Repeat, exactly and completely, the material that follows. Omit the pictures.

━━━━━━

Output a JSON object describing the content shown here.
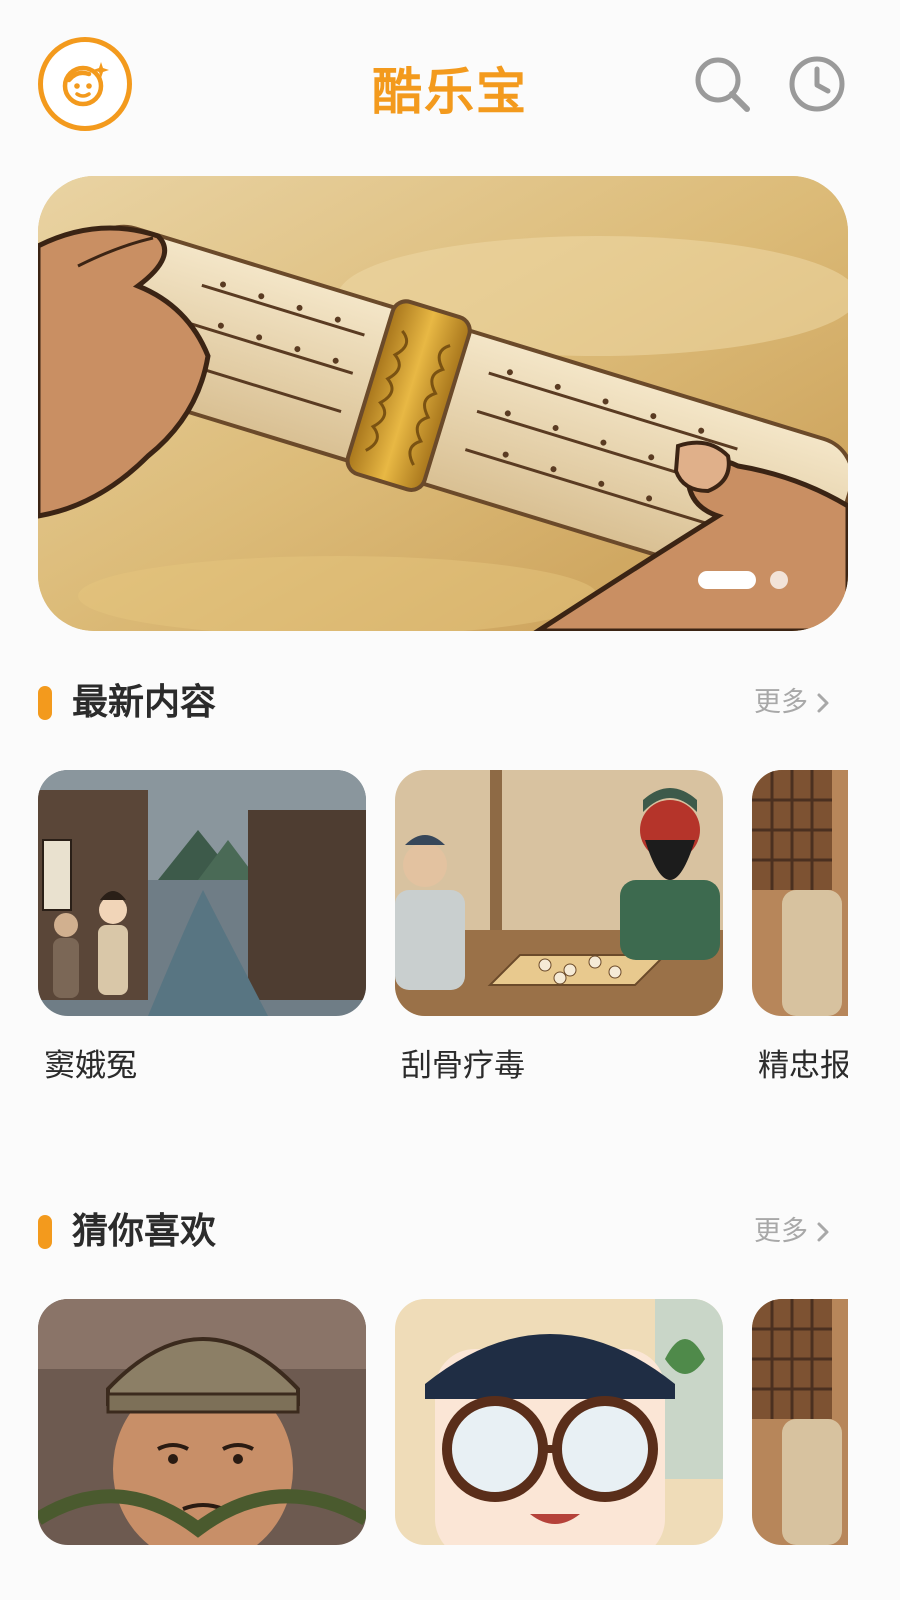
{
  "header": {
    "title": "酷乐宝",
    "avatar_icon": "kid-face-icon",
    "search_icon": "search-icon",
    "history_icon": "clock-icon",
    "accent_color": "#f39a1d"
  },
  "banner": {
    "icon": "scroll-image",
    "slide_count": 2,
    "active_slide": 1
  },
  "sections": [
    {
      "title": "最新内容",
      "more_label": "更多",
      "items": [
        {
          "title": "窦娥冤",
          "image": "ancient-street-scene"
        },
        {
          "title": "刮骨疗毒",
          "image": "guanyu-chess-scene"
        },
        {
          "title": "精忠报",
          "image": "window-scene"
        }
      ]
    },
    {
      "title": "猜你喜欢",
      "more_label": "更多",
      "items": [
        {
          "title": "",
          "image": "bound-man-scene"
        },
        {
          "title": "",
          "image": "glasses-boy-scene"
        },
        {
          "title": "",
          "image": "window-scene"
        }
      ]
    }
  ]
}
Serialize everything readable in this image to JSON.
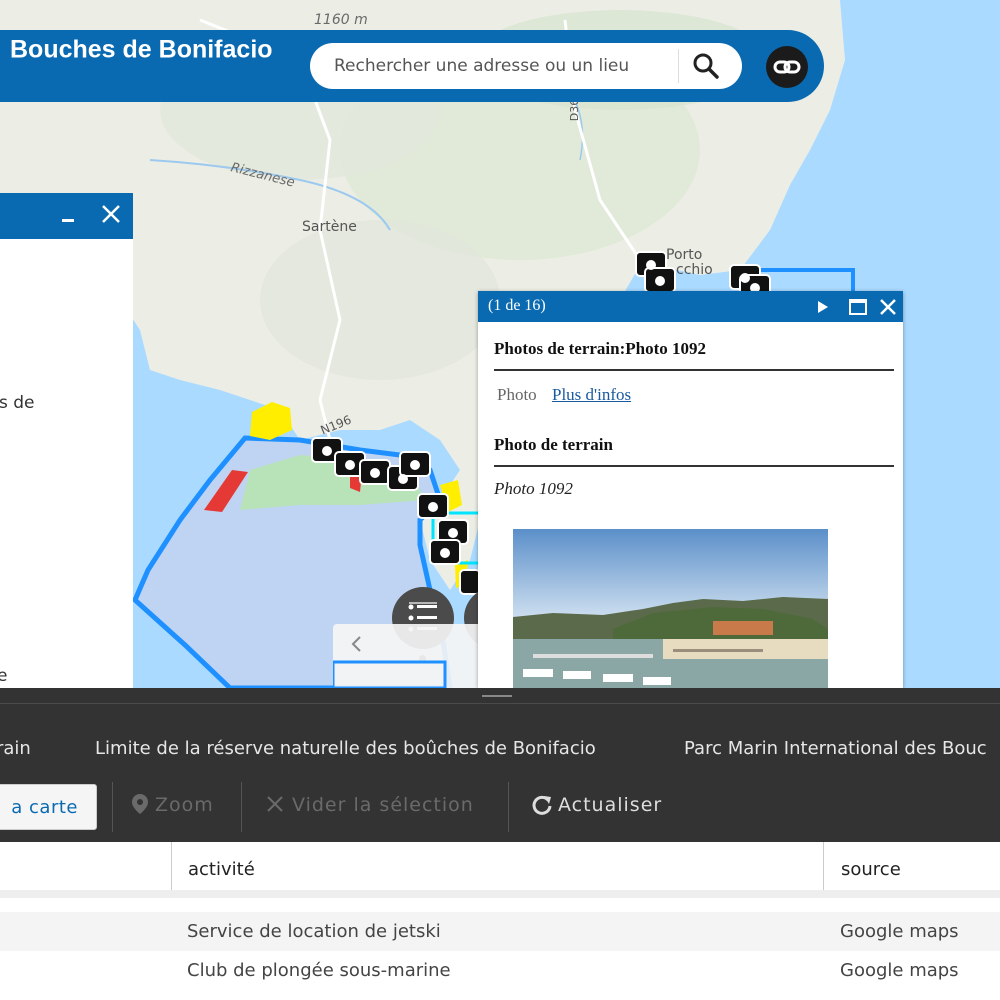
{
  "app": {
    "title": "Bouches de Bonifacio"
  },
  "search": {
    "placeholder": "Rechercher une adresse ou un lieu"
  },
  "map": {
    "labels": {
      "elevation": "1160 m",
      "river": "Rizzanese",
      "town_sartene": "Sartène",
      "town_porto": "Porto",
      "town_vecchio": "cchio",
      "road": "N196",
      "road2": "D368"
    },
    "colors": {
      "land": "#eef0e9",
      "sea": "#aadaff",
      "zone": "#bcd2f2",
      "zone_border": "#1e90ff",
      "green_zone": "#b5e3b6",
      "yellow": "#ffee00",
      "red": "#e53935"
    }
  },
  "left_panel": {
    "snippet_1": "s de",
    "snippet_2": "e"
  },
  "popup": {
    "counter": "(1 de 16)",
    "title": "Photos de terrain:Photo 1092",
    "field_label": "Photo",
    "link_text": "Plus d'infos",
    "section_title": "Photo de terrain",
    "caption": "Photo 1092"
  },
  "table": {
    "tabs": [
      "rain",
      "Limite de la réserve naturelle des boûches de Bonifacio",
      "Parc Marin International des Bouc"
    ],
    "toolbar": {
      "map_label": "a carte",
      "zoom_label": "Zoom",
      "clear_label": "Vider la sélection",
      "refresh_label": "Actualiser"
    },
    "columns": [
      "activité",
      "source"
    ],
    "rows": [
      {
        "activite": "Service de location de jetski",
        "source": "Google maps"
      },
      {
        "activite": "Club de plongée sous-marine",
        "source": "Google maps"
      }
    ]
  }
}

━━━━━━

__FULL SOLUTION__
Output a JSON object describing the content shown here.
{
  "header": {
    "title": "酷乐宝",
    "avatar_icon": "kid-face-icon",
    "search_icon": "search-icon",
    "history_icon": "clock-icon",
    "accent_color": "#f39a1d"
  },
  "banner": {
    "icon": "scroll-image",
    "slide_count": 2,
    "active_slide": 1
  },
  "sections": [
    {
      "title": "最新内容",
      "more_label": "更多",
      "items": [
        {
          "title": "窦娥冤",
          "image": "ancient-street-scene"
        },
        {
          "title": "刮骨疗毒",
          "image": "guanyu-chess-scene"
        },
        {
          "title": "精忠报",
          "image": "window-scene"
        }
      ]
    },
    {
      "title": "猜你喜欢",
      "more_label": "更多",
      "items": [
        {
          "title": "",
          "image": "bound-man-scene"
        },
        {
          "title": "",
          "image": "glasses-boy-scene"
        },
        {
          "title": "",
          "image": "window-scene"
        }
      ]
    }
  ]
}
Serialize everything readable in this image to JSON.
{
  "app": {
    "title": "Bouches de Bonifacio"
  },
  "search": {
    "placeholder": "Rechercher une adresse ou un lieu"
  },
  "map": {
    "labels": {
      "elevation": "1160 m",
      "river": "Rizzanese",
      "town_sartene": "Sartène",
      "town_porto": "Porto",
      "town_vecchio": "cchio",
      "road": "N196",
      "road2": "D368"
    },
    "colors": {
      "land": "#eef0e9",
      "sea": "#aadaff",
      "zone": "#bcd2f2",
      "zone_border": "#1e90ff",
      "green_zone": "#b5e3b6",
      "yellow": "#ffee00",
      "red": "#e53935"
    }
  },
  "left_panel": {
    "snippet_1": "s de",
    "snippet_2": "e"
  },
  "popup": {
    "counter": "(1 de 16)",
    "title": "Photos de terrain:Photo 1092",
    "field_label": "Photo",
    "link_text": "Plus d'infos",
    "section_title": "Photo de terrain",
    "caption": "Photo 1092"
  },
  "table": {
    "tabs": [
      "rain",
      "Limite de la réserve naturelle des boûches de Bonifacio",
      "Parc Marin International des Bouc"
    ],
    "toolbar": {
      "map_label": "a carte",
      "zoom_label": "Zoom",
      "clear_label": "Vider la sélection",
      "refresh_label": "Actualiser"
    },
    "columns": [
      "activité",
      "source"
    ],
    "rows": [
      {
        "activite": "Service de location de jetski",
        "source": "Google maps"
      },
      {
        "activite": "Club de plongée sous-marine",
        "source": "Google maps"
      }
    ]
  }
}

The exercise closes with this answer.